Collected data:
* * * * *
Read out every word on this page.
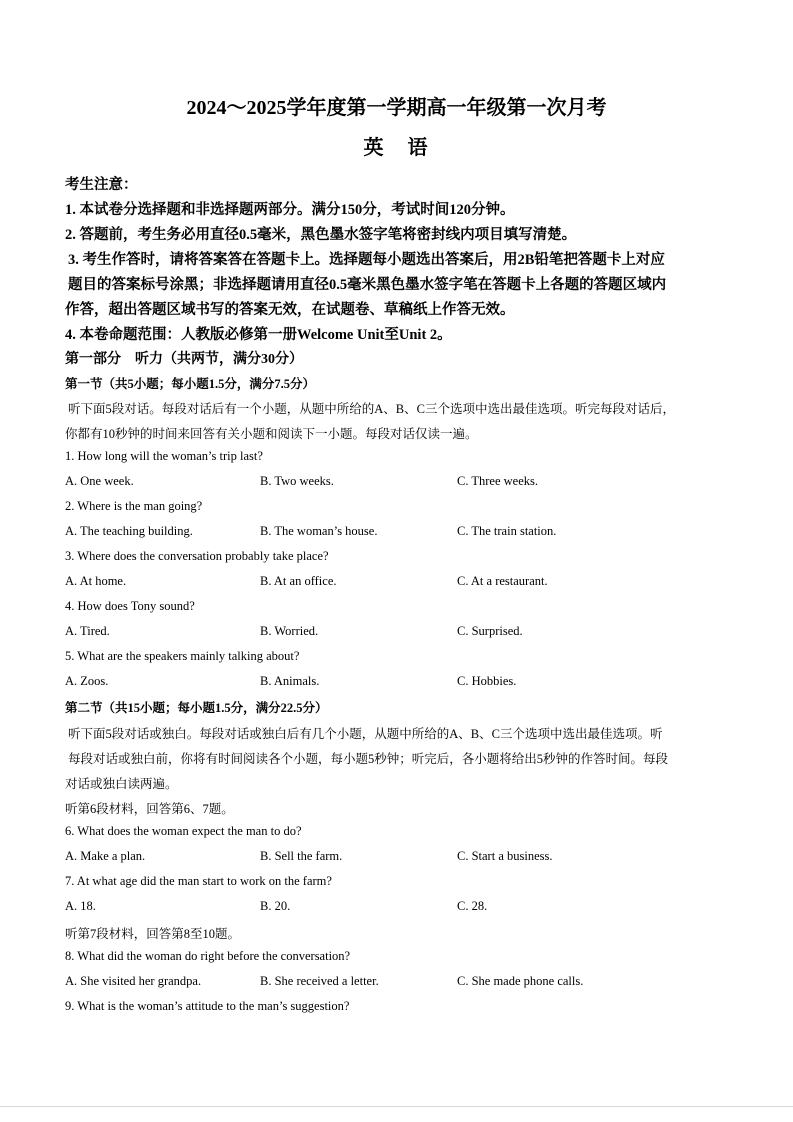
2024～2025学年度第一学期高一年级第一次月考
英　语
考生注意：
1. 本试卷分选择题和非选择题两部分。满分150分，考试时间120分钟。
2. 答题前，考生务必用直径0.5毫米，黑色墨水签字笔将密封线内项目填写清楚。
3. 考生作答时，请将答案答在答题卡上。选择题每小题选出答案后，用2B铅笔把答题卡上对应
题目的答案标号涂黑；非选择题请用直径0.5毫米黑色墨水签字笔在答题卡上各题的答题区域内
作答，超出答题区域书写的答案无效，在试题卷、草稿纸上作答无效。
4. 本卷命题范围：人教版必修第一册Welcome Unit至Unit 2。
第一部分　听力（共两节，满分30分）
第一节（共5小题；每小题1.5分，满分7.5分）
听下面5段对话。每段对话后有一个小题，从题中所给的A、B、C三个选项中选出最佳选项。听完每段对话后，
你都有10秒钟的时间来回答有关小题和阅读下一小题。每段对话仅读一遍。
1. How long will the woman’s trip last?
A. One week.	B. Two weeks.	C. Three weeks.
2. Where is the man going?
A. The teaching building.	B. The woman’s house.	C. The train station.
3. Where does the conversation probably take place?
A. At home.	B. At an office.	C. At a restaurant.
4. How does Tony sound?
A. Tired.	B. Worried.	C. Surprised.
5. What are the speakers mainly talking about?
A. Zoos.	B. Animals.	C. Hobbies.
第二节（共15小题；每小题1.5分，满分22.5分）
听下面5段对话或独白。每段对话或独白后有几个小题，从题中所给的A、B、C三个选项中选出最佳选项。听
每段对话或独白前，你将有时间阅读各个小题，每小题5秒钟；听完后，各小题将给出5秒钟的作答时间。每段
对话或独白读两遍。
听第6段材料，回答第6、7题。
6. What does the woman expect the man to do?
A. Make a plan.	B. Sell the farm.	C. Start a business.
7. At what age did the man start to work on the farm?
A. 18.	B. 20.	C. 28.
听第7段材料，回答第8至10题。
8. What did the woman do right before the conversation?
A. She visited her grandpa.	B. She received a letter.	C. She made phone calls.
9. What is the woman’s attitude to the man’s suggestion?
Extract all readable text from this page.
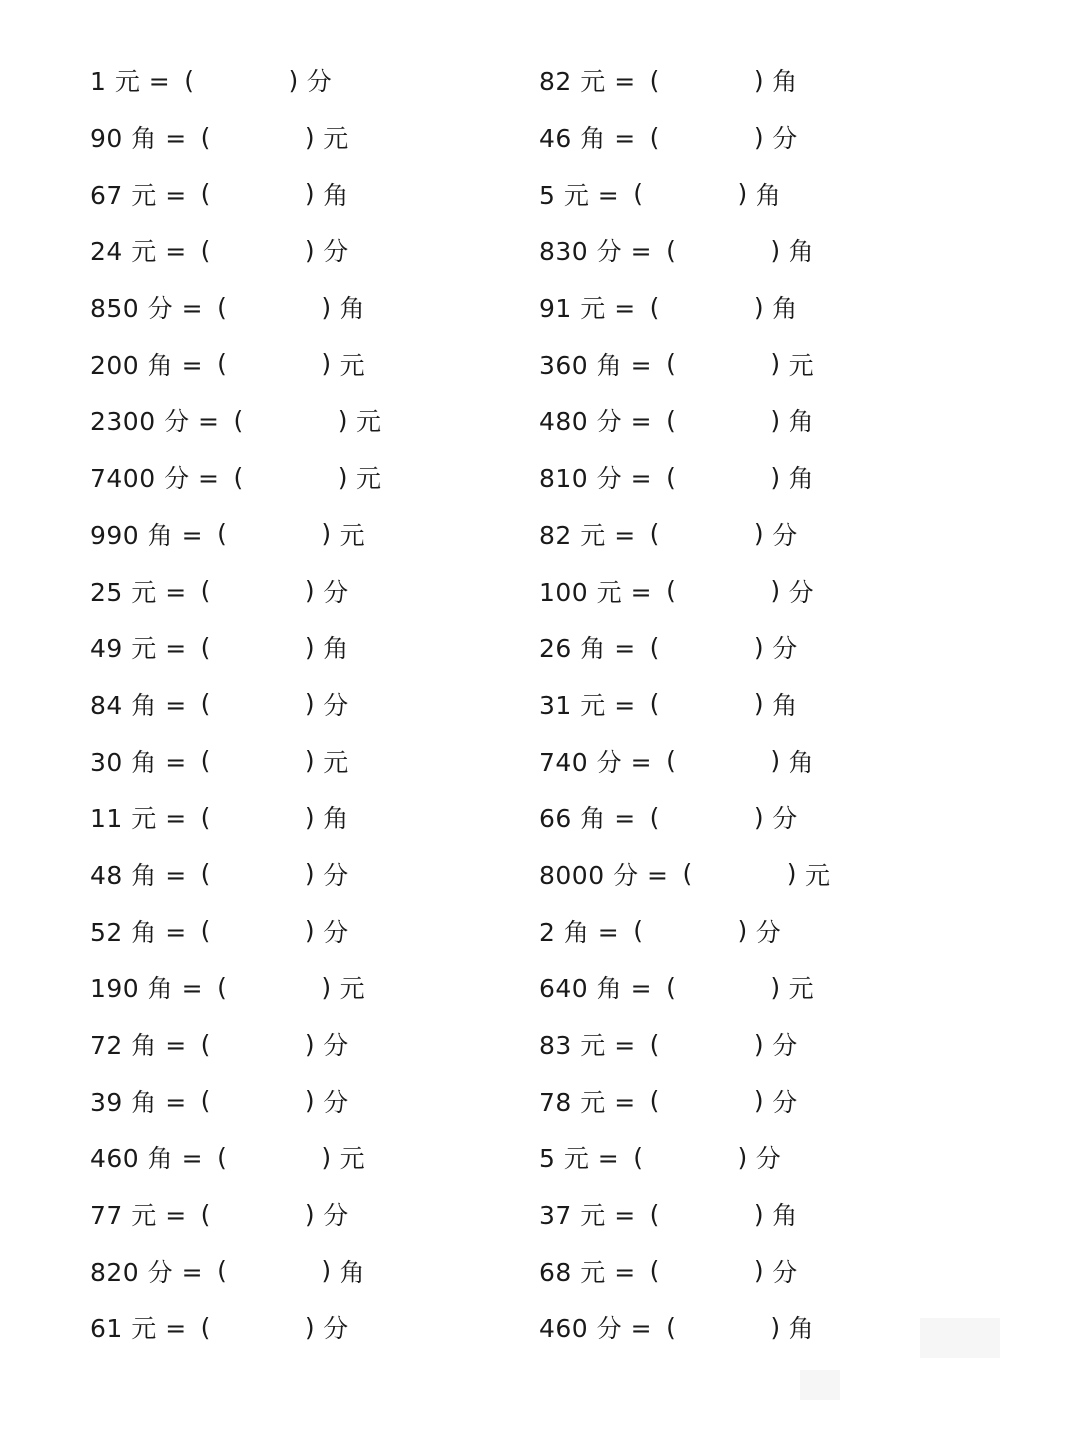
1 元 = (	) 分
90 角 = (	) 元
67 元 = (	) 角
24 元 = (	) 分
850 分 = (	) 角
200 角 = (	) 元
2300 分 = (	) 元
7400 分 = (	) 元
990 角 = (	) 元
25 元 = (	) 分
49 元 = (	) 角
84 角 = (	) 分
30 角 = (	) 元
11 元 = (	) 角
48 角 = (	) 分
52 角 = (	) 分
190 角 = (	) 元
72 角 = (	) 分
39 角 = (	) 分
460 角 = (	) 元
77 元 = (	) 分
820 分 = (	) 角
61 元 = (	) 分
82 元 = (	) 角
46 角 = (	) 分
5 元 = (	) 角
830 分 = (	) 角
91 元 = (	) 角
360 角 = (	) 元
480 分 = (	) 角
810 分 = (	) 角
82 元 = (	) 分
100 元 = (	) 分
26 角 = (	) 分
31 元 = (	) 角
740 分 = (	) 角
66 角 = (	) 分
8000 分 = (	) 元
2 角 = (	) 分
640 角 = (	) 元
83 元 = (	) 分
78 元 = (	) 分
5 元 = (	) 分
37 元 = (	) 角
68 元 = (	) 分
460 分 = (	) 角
* * * * *
Exercise instructions:
Repeat the records above exactly, leaving out the pictures.

Written response:
Read out every word on this page.
2024～2025学年度第一学期高一年级第一次月考
英　语
考生注意：
1. 本试卷分选择题和非选择题两部分。满分150分，考试时间120分钟。
2. 答题前，考生务必用直径0.5毫米，黑色墨水签字笔将密封线内项目填写清楚。
3. 考生作答时，请将答案答在答题卡上。选择题每小题选出答案后，用2B铅笔把答题卡上对应
题目的答案标号涂黑；非选择题请用直径0.5毫米黑色墨水签字笔在答题卡上各题的答题区域内
作答，超出答题区域书写的答案无效，在试题卷、草稿纸上作答无效。
4. 本卷命题范围：人教版必修第一册Welcome Unit至Unit 2。
第一部分　听力（共两节，满分30分）
第一节（共5小题；每小题1.5分，满分7.5分）
听下面5段对话。每段对话后有一个小题，从题中所给的A、B、C三个选项中选出最佳选项。听完每段对话后，
你都有10秒钟的时间来回答有关小题和阅读下一小题。每段对话仅读一遍。
1. How long will the woman’s trip last?
A. One week.	B. Two weeks.	C. Three weeks.
2. Where is the man going?
A. The teaching building.	B. The woman’s house.	C. The train station.
3. Where does the conversation probably take place?
A. At home.	B. At an office.	C. At a restaurant.
4. How does Tony sound?
A. Tired.	B. Worried.	C. Surprised.
5. What are the speakers mainly talking about?
A. Zoos.	B. Animals.	C. Hobbies.
第二节（共15小题；每小题1.5分，满分22.5分）
听下面5段对话或独白。每段对话或独白后有几个小题，从题中所给的A、B、C三个选项中选出最佳选项。听
每段对话或独白前，你将有时间阅读各个小题，每小题5秒钟；听完后，各小题将给出5秒钟的作答时间。每段
对话或独白读两遍。
听第6段材料，回答第6、7题。
6. What does the woman expect the man to do?
A. Make a plan.	B. Sell the farm.	C. Start a business.
7. At what age did the man start to work on the farm?
A. 18.	B. 20.	C. 28.
听第7段材料，回答第8至10题。
8. What did the woman do right before the conversation?
A. She visited her grandpa.	B. She received a letter.	C. She made phone calls.
9. What is the woman’s attitude to the man’s suggestion?
Extract all readable text from this page.
1 元 = (	) 分
90 角 = (	) 元
67 元 = (	) 角
24 元 = (	) 分
850 分 = (	) 角
200 角 = (	) 元
2300 分 = (	) 元
7400 分 = (	) 元
990 角 = (	) 元
25 元 = (	) 分
49 元 = (	) 角
84 角 = (	) 分
30 角 = (	) 元
11 元 = (	) 角
48 角 = (	) 分
52 角 = (	) 分
190 角 = (	) 元
72 角 = (	) 分
39 角 = (	) 分
460 角 = (	) 元
77 元 = (	) 分
820 分 = (	) 角
61 元 = (	) 分
82 元 = (	) 角
46 角 = (	) 分
5 元 = (	) 角
830 分 = (	) 角
91 元 = (	) 角
360 角 = (	) 元
480 分 = (	) 角
810 分 = (	) 角
82 元 = (	) 分
100 元 = (	) 分
26 角 = (	) 分
31 元 = (	) 角
740 分 = (	) 角
66 角 = (	) 分
8000 分 = (	) 元
2 角 = (	) 分
640 角 = (	) 元
83 元 = (	) 分
78 元 = (	) 分
5 元 = (	) 分
37 元 = (	) 角
68 元 = (	) 分
460 分 = (	) 角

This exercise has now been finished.